**THE TASK:**
Please print every one of the entries below word for word, keeping each line unchanged.

┄┄┄┄┄┄┄┄┄┄┄┄┄┄┄┄┄┄┄┄

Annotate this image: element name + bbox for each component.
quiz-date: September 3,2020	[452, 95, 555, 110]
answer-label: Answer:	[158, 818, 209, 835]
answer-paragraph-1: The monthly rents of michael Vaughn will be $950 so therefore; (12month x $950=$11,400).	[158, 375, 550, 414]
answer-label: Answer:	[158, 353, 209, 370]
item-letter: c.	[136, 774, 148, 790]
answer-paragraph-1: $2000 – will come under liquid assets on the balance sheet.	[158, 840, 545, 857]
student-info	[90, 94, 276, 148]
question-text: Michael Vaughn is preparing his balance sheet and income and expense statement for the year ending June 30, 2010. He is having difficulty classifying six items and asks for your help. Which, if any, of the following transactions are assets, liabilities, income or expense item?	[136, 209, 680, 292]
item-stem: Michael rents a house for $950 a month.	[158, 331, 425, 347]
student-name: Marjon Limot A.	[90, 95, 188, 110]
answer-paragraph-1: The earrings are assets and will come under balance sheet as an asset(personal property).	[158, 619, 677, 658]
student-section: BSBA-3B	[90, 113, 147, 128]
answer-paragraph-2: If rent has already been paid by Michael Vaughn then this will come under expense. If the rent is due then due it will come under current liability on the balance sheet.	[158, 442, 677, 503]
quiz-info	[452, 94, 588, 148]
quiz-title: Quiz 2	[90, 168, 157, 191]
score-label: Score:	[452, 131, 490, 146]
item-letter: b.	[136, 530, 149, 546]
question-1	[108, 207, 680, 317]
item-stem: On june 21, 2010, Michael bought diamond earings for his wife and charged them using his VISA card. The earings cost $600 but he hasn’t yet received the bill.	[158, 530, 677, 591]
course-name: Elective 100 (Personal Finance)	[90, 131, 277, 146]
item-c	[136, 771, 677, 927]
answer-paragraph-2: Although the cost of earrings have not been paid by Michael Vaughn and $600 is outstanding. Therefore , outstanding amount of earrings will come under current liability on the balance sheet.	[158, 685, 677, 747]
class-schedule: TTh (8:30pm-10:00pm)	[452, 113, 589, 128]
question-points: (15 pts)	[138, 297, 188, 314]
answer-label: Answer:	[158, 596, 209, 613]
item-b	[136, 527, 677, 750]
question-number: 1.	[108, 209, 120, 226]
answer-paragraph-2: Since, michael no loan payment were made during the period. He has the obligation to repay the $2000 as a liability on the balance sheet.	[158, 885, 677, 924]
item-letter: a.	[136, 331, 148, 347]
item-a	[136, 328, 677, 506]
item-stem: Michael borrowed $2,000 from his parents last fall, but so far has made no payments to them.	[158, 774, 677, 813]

┄┄┄┄┄┄┄┄┄┄┄┄┄┄┄┄┄┄┄┄

**RESPONSE:**
Annotate this image: element name + bbox for each component.
quiz-date: September 3,2020	[452, 95, 555, 110]
answer-label: Answer:	[158, 818, 209, 835]
answer-paragraph-1: The monthly rents of michael Vaughn will be $950 so therefore; (12month x $950=$11,400).	[158, 375, 550, 414]
answer-label: Answer:	[158, 353, 209, 370]
item-letter: c.	[136, 774, 148, 790]
answer-paragraph-1: $2000 – will come under liquid assets on the balance sheet.	[158, 840, 545, 857]
student-info	[90, 94, 276, 148]
question-text: Michael Vaughn is preparing his balance sheet and income and expense statement for the year ending June 30, 2010. He is having difficulty classifying six items and asks for your help. Which, if any, of the following transactions are assets, liabilities, income or expense item?	[136, 209, 680, 292]
item-stem: Michael rents a house for $950 a month.	[158, 331, 425, 347]
student-name: Marjon Limot A.	[90, 95, 188, 110]
answer-paragraph-1: The earrings are assets and will come under balance sheet as an asset(personal property).	[158, 619, 677, 658]
student-section: BSBA-3B	[90, 113, 147, 128]
answer-paragraph-2: If rent has already been paid by Michael Vaughn then this will come under expense. If the rent is due then due it will come under current liability on the balance sheet.	[158, 442, 677, 503]
quiz-info	[452, 94, 588, 148]
quiz-title: Quiz 2	[90, 168, 157, 191]
score-label: Score:	[452, 131, 490, 146]
item-letter: b.	[136, 530, 149, 546]
question-1	[108, 207, 680, 317]
item-stem: On june 21, 2010, Michael bought diamond earings for his wife and charged them using his VISA card. The earings cost $600 but he hasn’t yet received the bill.	[158, 530, 677, 591]
course-name: Elective 100 (Personal Finance)	[90, 131, 277, 146]
item-c	[136, 771, 677, 927]
answer-paragraph-2: Although the cost of earrings have not been paid by Michael Vaughn and $600 is outstanding. Therefore , outstanding amount of earrings will come under current liability on the balance sheet.	[158, 685, 677, 747]
class-schedule: TTh (8:30pm-10:00pm)	[452, 113, 589, 128]
question-points: (15 pts)	[138, 297, 188, 314]
answer-label: Answer:	[158, 596, 209, 613]
item-b	[136, 527, 677, 750]
question-number: 1.	[108, 209, 120, 226]
answer-paragraph-2: Since, michael no loan payment were made during the period. He has the obligation to repay the $2000 as a liability on the balance sheet.	[158, 885, 677, 924]
item-letter: a.	[136, 331, 148, 347]
item-a	[136, 328, 677, 506]
item-stem: Michael borrowed $2,000 from his parents last fall, but so far has made no payments to them.	[158, 774, 677, 813]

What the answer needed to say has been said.